__TASK__: Which lines in the records below contain the word "sealant"? Copy each one.

__MATERIAL FOR THIS EXERCISE__:
- - -

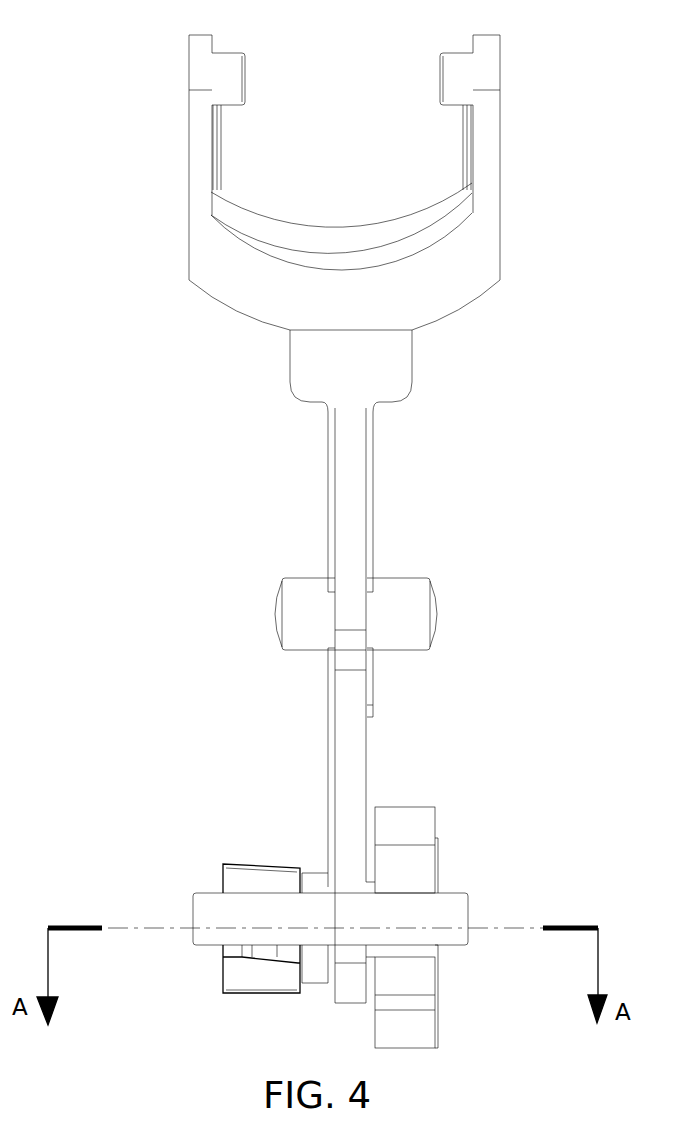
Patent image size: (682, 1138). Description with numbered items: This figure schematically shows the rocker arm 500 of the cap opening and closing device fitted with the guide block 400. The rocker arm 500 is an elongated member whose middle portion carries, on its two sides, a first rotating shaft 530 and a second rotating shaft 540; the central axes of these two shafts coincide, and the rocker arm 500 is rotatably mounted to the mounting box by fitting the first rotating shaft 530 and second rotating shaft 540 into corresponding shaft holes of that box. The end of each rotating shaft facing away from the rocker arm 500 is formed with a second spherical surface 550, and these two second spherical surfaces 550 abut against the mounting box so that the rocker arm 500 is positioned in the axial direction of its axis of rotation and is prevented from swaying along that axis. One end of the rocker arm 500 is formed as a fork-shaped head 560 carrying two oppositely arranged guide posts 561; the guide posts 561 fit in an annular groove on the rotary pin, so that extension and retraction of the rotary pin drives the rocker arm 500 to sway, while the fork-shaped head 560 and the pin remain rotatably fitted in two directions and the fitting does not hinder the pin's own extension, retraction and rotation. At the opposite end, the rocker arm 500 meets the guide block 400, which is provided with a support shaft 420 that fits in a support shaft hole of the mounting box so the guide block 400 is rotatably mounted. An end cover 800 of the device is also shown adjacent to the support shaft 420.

- - -

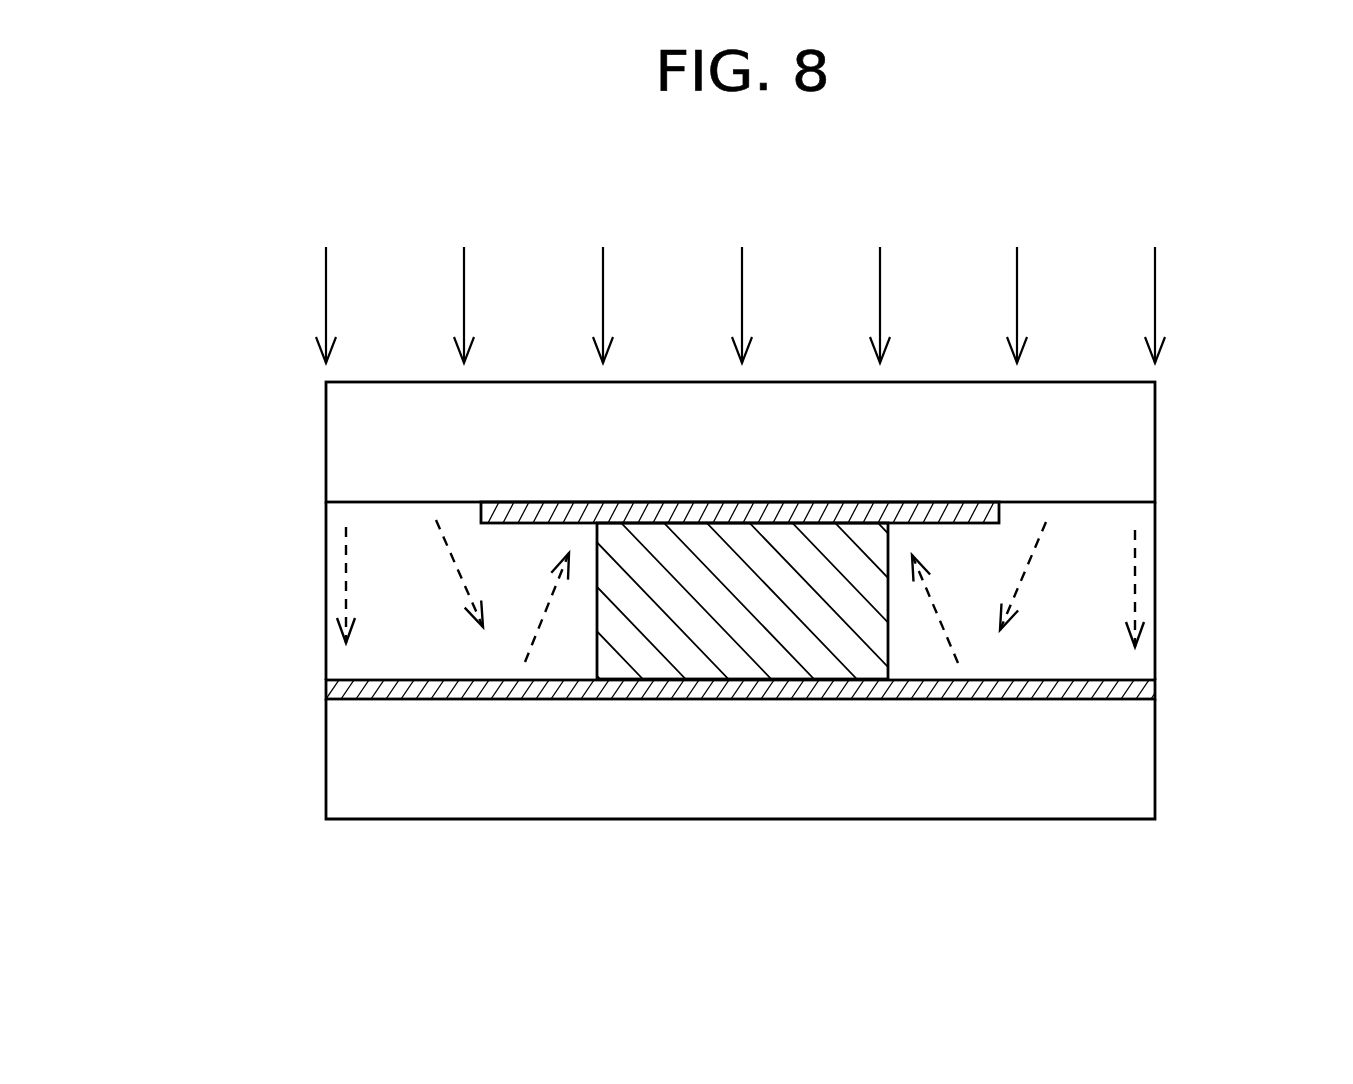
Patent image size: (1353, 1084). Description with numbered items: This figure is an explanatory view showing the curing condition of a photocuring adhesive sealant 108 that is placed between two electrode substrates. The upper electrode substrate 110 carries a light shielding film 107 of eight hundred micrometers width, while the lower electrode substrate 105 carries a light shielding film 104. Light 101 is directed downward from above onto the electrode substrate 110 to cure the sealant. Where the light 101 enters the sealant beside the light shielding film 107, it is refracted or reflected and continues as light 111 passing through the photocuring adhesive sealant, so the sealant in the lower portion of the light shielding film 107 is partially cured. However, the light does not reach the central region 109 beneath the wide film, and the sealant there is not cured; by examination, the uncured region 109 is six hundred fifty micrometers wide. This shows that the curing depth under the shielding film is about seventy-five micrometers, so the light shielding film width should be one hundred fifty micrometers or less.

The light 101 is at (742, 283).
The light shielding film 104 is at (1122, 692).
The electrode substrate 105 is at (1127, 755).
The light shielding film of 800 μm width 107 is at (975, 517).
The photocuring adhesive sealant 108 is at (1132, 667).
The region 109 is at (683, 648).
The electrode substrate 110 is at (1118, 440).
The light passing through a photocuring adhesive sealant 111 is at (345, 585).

- - -

__IN RESPONSE__:
Patent image size: (1353, 1084). Description with numbered items: This figure is an explanatory view showing the curing condition of a photocuring adhesive sealant 108 that is placed between two electrode substrates. The upper electrode substrate 110 carries a light shielding film 107 of eight hundred micrometers width, while the lower electrode substrate 105 carries a light shielding film 104. Light 101 is directed downward from above onto the electrode substrate 110 to cure the sealant. Where the light 101 enters the sealant beside the light shielding film 107, it is refracted or reflected and continues as light 111 passing through the photocuring adhesive sealant, so the sealant in the lower portion of the light shielding film 107 is partially cured. However, the light does not reach the central region 109 beneath the wide film, and the sealant there is not cured; by examination, the uncured region 109 is six hundred fifty micrometers wide. This shows that the curing depth under the shielding film is about seventy-five micrometers, so the light shielding film width should be one hundred fifty micrometers or less.
The photocuring adhesive sealant 108 is at (1132, 667).
The light passing through a photocuring adhesive sealant 111 is at (345, 585).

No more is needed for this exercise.